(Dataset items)

○ ○ ○ ○ ○

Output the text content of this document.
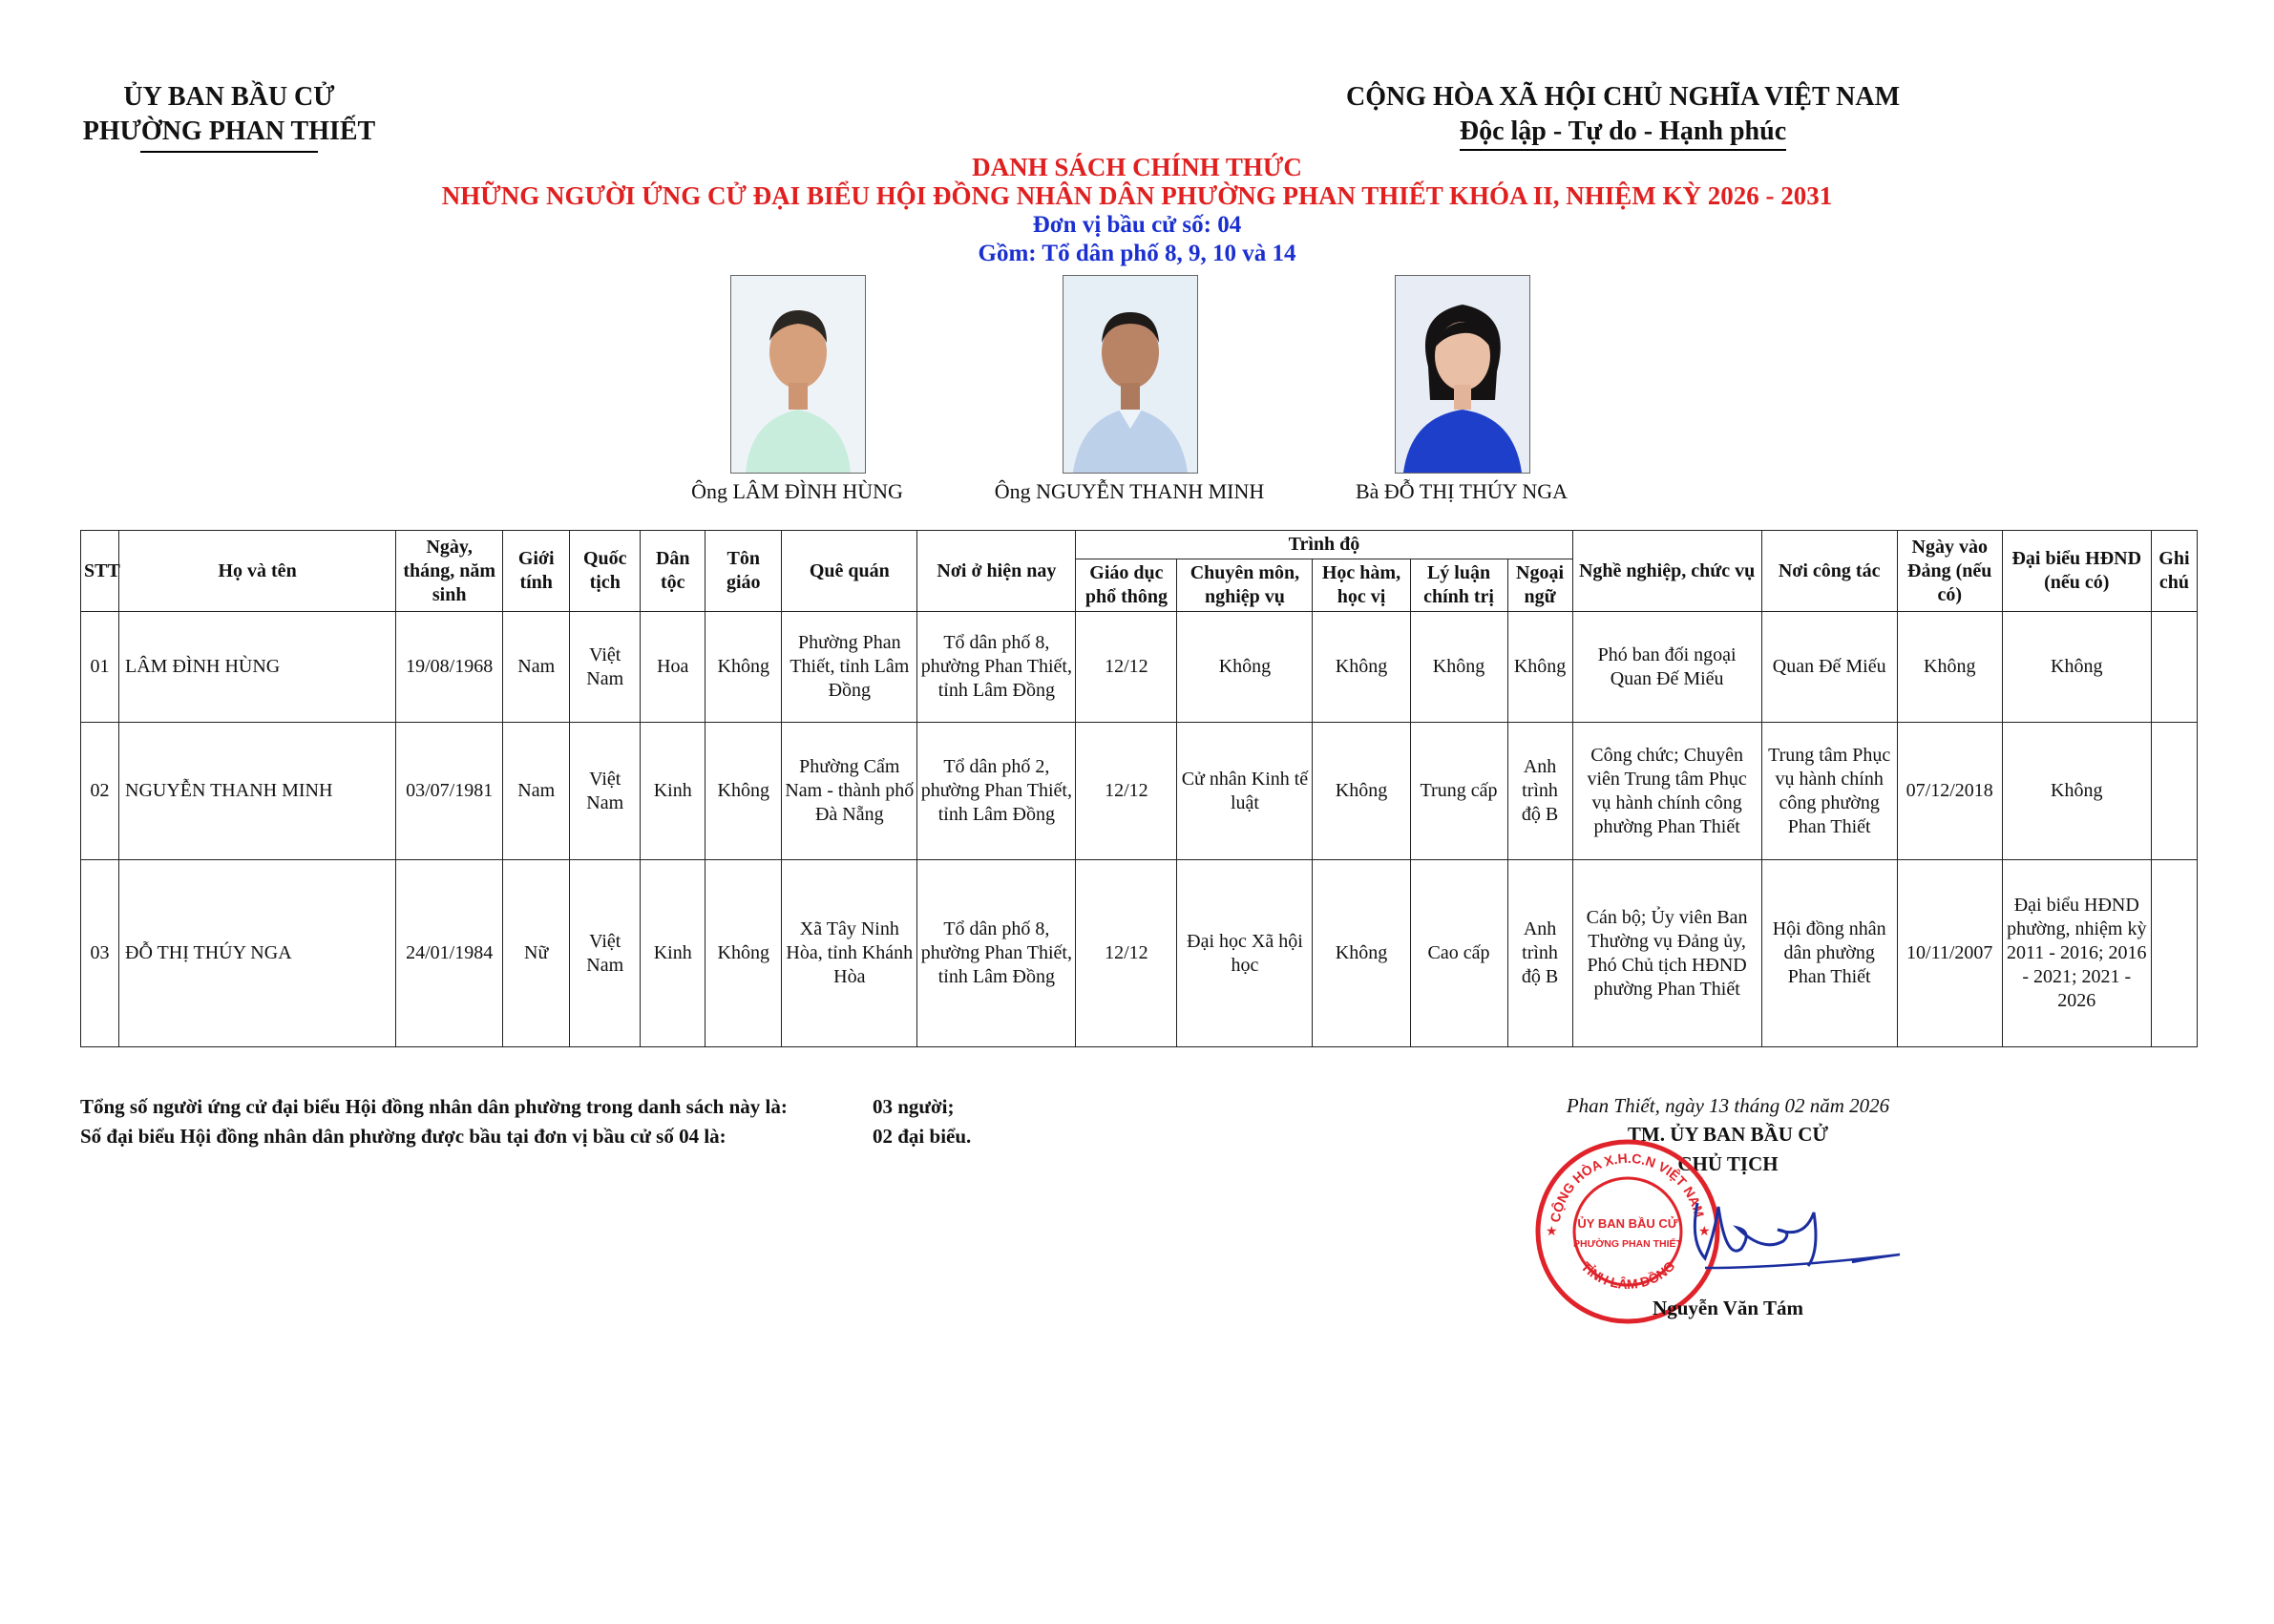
ỦY BAN BẦU CỬ
PHƯỜNG PHAN THIẾT
CỘNG HÒA XÃ HỘI CHỦ NGHĨA VIỆT NAM
Độc lập - Tự do - Hạnh phúc
DANH SÁCH CHÍNH THỨC
NHỮNG NGƯỜI ỨNG CỬ ĐẠI BIỂU HỘI ĐỒNG NHÂN DÂN PHƯỜNG PHAN THIẾT KHÓA II, NHIỆM KỲ 2026 - 2031
Đơn vị bầu cử số: 04
Gồm: Tổ dân phố 8, 9, 10 và 14
Ông LÂM ĐÌNH HÙNG	Ông NGUYỄN THANH MINH	Bà ĐỖ THỊ THÚY NGA
STT	Họ và tên	Ngày, tháng, năm sinh	Giới tính	Quốc tịch	Dân tộc	Tôn giáo	Quê quán	Nơi ở hiện nay	Trình độ					Nghề nghiệp, chức vụ	Nơi công tác	Ngày vào Đảng (nếu có)	Đại biểu HĐND (nếu có)	Ghi chú
									Giáo dục phổ thông	Chuyên môn, nghiệp vụ	Học hàm, học vị	Lý luận chính trị	Ngoại ngữ					
01	LÂM ĐÌNH HÙNG	19/08/1968	Nam	Việt Nam	Hoa	Không	Phường Phan Thiết, tỉnh Lâm Đồng	Tổ dân phố 8, phường Phan Thiết, tỉnh Lâm Đồng	12/12	Không	Không	Không	Không	Phó ban đối ngoại Quan Đế Miếu	Quan Đế Miếu	Không	Không	
02	NGUYỄN THANH MINH	03/07/1981	Nam	Việt Nam	Kinh	Không	Phường Cẩm Nam - thành phố Đà Nẵng	Tổ dân phố 2, phường Phan Thiết, tỉnh Lâm Đồng	12/12	Cử nhân Kinh tế luật	Không	Trung cấp	Anh trình độ B	Công chức; Chuyên viên Trung tâm Phục vụ hành chính công phường Phan Thiết	Trung tâm Phục vụ hành chính công phường Phan Thiết	07/12/2018	Không	
03	ĐỖ THỊ THÚY NGA	24/01/1984	Nữ	Việt Nam	Kinh	Không	Xã Tây Ninh Hòa, tỉnh Khánh Hòa	Tổ dân phố 8, phường Phan Thiết, tỉnh Lâm Đồng	12/12	Đại học Xã hội học	Không	Cao cấp	Anh trình độ B	Cán bộ; Ủy viên Ban Thường vụ Đảng ủy, Phó Chủ tịch HĐND phường Phan Thiết	Hội đồng nhân dân phường Phan Thiết	10/11/2007	Đại biểu HĐND phường, nhiệm kỳ 2011 - 2016; 2016 - 2021; 2021 - 2026	
Tổng số người ứng cử đại biểu Hội đồng nhân dân phường trong danh sách này là:	03 người;
Số đại biểu Hội đồng nhân dân phường được bầu tại đơn vị bầu cử số 04 là:	02 đại biểu.
Phan Thiết, ngày 13 tháng 02 năm 2026
TM. ỦY BAN BẦU CỬ
CHỦ TỊCH
CỘNG HÒA X.H.C.N VIỆT NAM
TỈNH LÂM ĐỒNG
ỦY BAN BẦU CỬ
PHƯỜNG PHAN THIẾT
★	★
Nguyễn Văn Tám
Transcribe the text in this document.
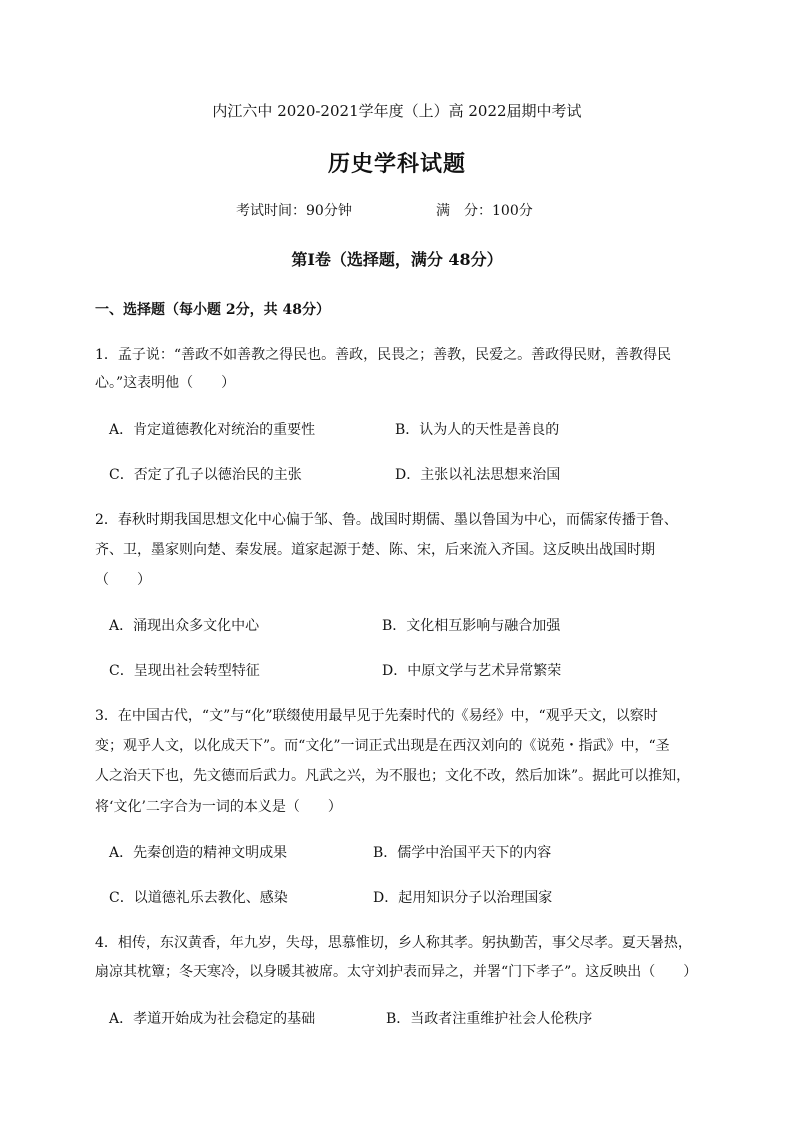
内江六中 2020-2021学年度（上）高 2022届期中考试
历史学科试题
考试时间：90分钟	满　分：100分
第Ⅰ卷（选择题，满分 48分）
一、选择题（每小题 2分，共 48分）
1．孟子说：“善政不如善教之得民也。善政，民畏之；善教，民爱之。善政得民财，善教得民
心。”这表明他（　　）
A．肯定道德教化对统治的重要性	B．认为人的天性是善良的
C．否定了孔子以德治民的主张	D．主张以礼法思想来治国
2．春秋时期我国思想文化中心偏于邹、鲁。战国时期儒、墨以鲁国为中心，而儒家传播于鲁、
齐、卫，墨家则向楚、秦发展。道家起源于楚、陈、宋，后来流入齐国。这反映出战国时期
（　　）
A．涌现出众多文化中心	B．文化相互影响与融合加强
C．呈现出社会转型特征	D．中原文学与艺术异常繁荣
3．在中国古代，“文”与“化”联缀使用最早见于先秦时代的《易经》中，“观乎天文，以察时
变；观乎人文，以化成天下”。而“文化”一词正式出现是在西汉刘向的《说苑・指武》中，“圣
人之治天下也，先文德而后武力。凡武之兴，为不服也；文化不改，然后加诛”。据此可以推知，
将‘文化’二字合为一词的本义是（　　）
A．先秦创造的精神文明成果	B．儒学中治国平天下的内容
C．以道德礼乐去教化、感染	D．起用知识分子以治理国家
4．相传，东汉黄香，年九岁，失母，思慕惟切，乡人称其孝。躬执勤苦，事父尽孝。夏天暑热，
扇凉其枕簟；冬天寒冷，以身暖其被席。太守刘护表而异之，并署“门下孝子”。这反映出（　　）
A．孝道开始成为社会稳定的基础	B．当政者注重维护社会人伦秩序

○ ○ ○ ○ ○

▶ [Stated goal]: Gather every line containing the word "document" and copy it.

▶ [Exercise result]:
Output the text content of this document.
Transcribe the text in this document.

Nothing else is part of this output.